'''

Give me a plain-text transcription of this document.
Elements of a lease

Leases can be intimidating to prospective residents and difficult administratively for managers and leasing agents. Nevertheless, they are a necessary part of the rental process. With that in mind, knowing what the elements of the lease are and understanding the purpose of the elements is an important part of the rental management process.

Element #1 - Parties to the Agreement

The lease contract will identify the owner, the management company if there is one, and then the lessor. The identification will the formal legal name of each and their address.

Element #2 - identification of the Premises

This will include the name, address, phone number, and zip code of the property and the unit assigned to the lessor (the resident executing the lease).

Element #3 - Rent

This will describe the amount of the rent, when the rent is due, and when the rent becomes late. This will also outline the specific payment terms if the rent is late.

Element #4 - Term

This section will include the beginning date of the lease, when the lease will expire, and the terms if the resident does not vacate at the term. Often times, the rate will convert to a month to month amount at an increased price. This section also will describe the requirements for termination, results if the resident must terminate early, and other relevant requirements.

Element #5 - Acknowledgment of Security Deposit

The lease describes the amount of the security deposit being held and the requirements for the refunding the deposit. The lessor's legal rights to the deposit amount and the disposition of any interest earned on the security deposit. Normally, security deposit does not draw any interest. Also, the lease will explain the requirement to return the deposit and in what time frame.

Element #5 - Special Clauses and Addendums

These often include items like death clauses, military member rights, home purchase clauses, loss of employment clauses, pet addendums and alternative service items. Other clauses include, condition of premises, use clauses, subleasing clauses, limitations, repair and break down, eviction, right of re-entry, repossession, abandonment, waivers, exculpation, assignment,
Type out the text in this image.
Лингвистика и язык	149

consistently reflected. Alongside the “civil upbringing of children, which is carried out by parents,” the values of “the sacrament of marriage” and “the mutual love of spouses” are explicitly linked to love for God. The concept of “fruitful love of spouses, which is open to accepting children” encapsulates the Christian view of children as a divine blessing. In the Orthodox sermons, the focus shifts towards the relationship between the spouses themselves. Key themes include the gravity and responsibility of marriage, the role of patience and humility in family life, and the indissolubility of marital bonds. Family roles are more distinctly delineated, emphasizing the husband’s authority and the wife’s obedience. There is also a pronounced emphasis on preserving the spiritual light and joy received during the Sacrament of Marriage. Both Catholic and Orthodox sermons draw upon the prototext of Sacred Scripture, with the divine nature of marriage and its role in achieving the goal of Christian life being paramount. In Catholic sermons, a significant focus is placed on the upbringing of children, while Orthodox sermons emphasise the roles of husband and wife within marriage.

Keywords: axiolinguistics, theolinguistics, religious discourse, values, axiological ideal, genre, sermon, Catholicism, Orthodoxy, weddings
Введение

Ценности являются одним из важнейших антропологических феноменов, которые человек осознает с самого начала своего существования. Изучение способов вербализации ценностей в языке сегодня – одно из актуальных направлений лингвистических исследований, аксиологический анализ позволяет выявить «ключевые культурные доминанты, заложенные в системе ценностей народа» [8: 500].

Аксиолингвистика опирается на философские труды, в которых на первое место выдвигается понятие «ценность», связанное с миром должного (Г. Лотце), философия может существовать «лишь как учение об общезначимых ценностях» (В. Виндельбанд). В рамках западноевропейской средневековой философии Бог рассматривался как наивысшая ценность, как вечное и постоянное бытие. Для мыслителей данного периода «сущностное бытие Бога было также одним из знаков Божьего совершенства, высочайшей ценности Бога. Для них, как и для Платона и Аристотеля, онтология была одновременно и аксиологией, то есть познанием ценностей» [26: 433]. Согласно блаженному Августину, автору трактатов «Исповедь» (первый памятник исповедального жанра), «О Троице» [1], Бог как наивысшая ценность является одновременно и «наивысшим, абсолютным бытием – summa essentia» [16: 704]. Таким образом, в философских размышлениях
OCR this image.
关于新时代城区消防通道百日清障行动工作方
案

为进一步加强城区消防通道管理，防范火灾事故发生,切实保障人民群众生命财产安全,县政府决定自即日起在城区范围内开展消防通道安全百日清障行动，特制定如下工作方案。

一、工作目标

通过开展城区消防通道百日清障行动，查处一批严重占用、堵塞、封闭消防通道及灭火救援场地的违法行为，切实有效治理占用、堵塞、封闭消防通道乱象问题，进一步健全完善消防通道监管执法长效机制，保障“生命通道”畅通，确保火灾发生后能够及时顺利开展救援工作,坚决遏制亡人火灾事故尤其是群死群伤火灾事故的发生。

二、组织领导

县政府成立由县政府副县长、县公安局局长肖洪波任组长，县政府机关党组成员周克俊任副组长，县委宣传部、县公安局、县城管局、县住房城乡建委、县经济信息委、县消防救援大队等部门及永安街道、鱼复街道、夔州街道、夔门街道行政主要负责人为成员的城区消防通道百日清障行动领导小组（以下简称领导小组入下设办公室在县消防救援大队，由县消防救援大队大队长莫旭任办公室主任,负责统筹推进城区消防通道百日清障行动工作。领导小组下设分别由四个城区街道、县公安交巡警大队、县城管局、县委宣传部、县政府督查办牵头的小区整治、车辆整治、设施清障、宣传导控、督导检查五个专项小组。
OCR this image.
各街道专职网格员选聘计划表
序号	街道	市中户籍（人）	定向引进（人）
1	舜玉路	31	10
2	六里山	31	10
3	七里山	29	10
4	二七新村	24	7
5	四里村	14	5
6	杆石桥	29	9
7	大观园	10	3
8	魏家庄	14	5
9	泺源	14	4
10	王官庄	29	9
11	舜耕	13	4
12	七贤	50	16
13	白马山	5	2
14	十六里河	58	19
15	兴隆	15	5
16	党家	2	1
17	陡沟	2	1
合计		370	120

'''

# WHAT THE EXERCISE ASKS:
State how many lines of the data include the word "will", with nothing else.

# OUTPUT BELOW:
5